**RECORDS SUPPLIED**

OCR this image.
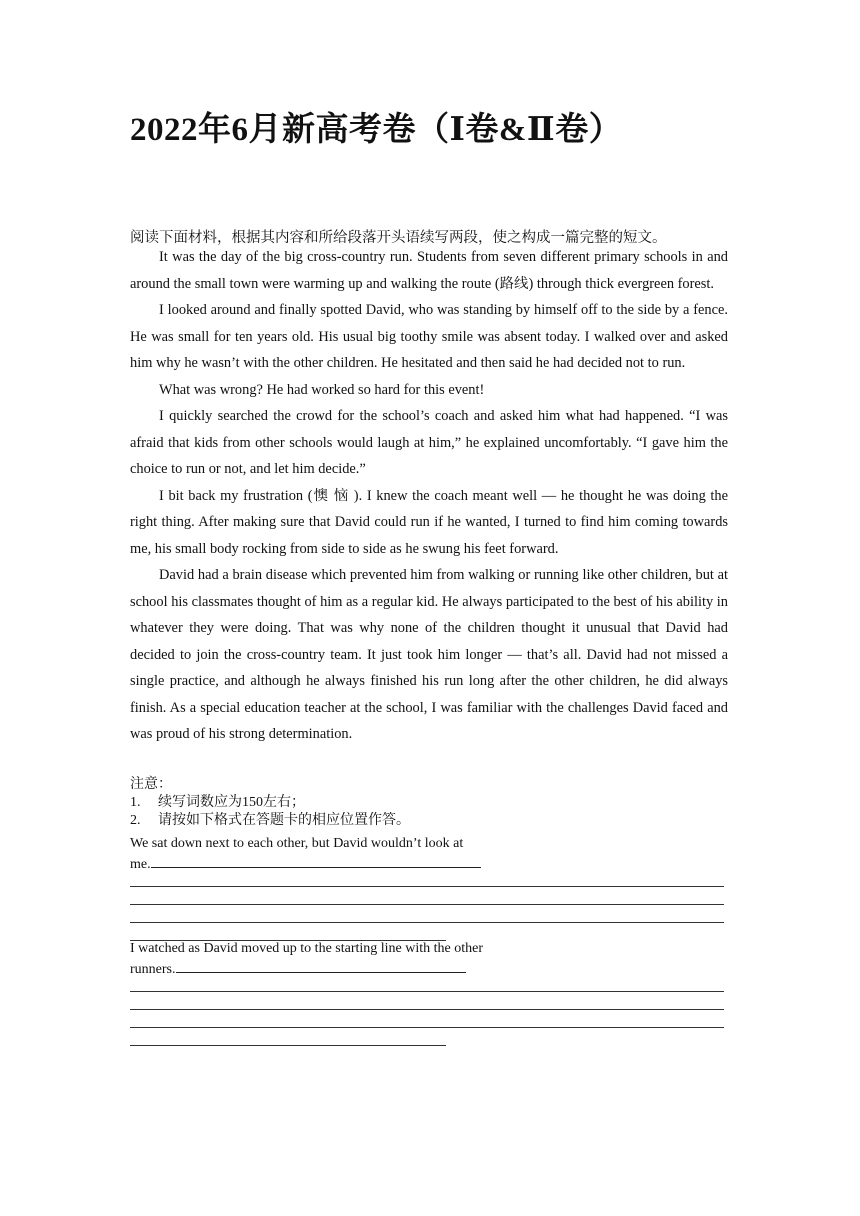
2022年6月新高考卷（Ⅰ卷&Ⅱ卷）
阅读下面材料，根据其内容和所给段落开头语续写两段，使之构成一篇完整的短文。

It was the day of the big cross-country run. Students from seven different primary schools in and around the small town were warming up and walking the route (路线) through thick evergreen forest.

I looked around and finally spotted David, who was standing by himself off to the side by a fence. He was small for ten years old. His usual big toothy smile was absent today. I walked over and asked him why he wasn’t with the other children. He hesitated and then said he had decided not to run.

What was wrong? He had worked so hard for this event!

I quickly searched the crowd for the school’s coach and asked him what had happened. “I was afraid that kids from other schools would laugh at him,” he explained uncomfortably. “I gave him the choice to run or not, and let him decide.”

I bit back my frustration (懊 恼 ). I knew the coach meant well — he thought he was doing the right thing. After making sure that David could run if he wanted, I turned to find him coming towards me, his small body rocking from side to side as he swung his feet forward.

David had a brain disease which prevented him from walking or running like other children, but at school his classmates thought of him as a regular kid. He always participated to the best of his ability in whatever they were doing. That was why none of the children thought it unusual that David had decided to join the cross-country team. It just took him longer — that’s all. David had not missed a single practice, and although he always finished his run long after the other children, he did always finish. As a special education teacher at the school, I was familiar with the challenges David faced and was proud of his strong determination.

注意：
1. 续写词数应为150左右；
2. 请按如下格式在答题卡的相应位置作答。
We sat down next to each other, but David wouldn’t look at
me.
I watched as David moved up to the starting line with the other
runners.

**WHAT IS EXPECTED**
Count how many lines in the data above hold the string "this", and give the number with no other words.

**ANSWER**
2